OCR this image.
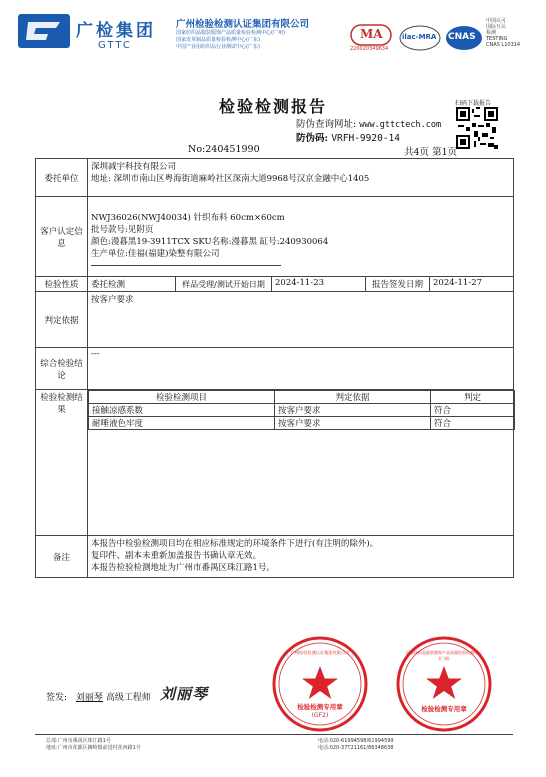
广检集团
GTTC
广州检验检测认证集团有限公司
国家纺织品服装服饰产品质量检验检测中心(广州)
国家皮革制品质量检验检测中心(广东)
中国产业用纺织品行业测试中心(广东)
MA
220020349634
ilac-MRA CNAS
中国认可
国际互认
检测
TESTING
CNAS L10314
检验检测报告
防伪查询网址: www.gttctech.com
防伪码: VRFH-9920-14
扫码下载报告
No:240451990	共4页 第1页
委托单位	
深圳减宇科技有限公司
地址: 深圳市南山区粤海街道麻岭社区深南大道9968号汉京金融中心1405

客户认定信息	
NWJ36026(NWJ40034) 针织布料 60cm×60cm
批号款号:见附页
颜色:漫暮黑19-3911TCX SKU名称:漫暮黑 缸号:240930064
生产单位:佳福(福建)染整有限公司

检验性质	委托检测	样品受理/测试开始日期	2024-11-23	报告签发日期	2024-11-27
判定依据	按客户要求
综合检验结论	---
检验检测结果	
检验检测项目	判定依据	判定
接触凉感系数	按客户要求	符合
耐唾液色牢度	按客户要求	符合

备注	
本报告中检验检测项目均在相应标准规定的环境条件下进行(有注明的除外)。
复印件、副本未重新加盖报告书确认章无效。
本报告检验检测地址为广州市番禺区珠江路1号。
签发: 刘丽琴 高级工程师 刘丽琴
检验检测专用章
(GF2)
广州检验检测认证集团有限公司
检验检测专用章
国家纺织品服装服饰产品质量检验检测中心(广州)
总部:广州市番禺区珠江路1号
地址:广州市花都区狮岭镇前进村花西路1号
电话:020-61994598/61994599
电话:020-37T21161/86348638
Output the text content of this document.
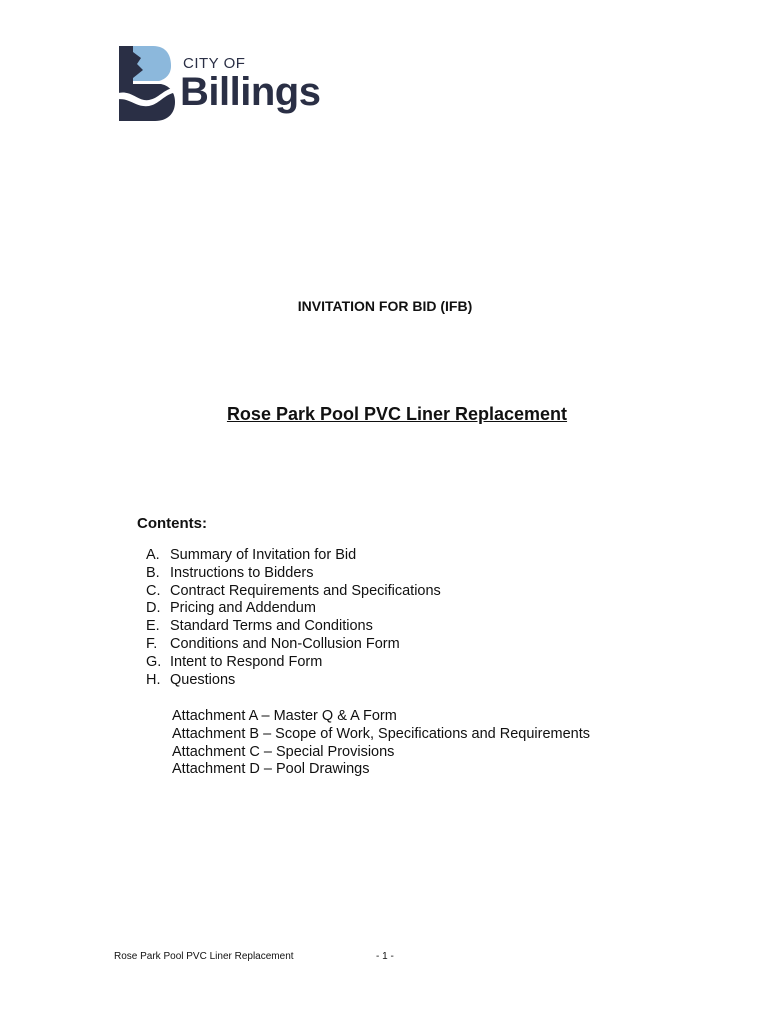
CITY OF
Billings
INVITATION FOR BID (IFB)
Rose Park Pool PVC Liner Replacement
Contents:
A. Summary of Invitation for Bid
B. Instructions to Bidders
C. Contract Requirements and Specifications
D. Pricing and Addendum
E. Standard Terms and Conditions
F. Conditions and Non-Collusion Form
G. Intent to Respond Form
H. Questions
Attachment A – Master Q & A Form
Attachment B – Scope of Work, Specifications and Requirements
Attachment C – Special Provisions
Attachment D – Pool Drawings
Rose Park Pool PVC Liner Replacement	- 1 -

•••••

▶ [Objective]:
Count how many lines of the data include the word "Attachment". Your reply should be that number alone.

▶ [Solution to this task]:
4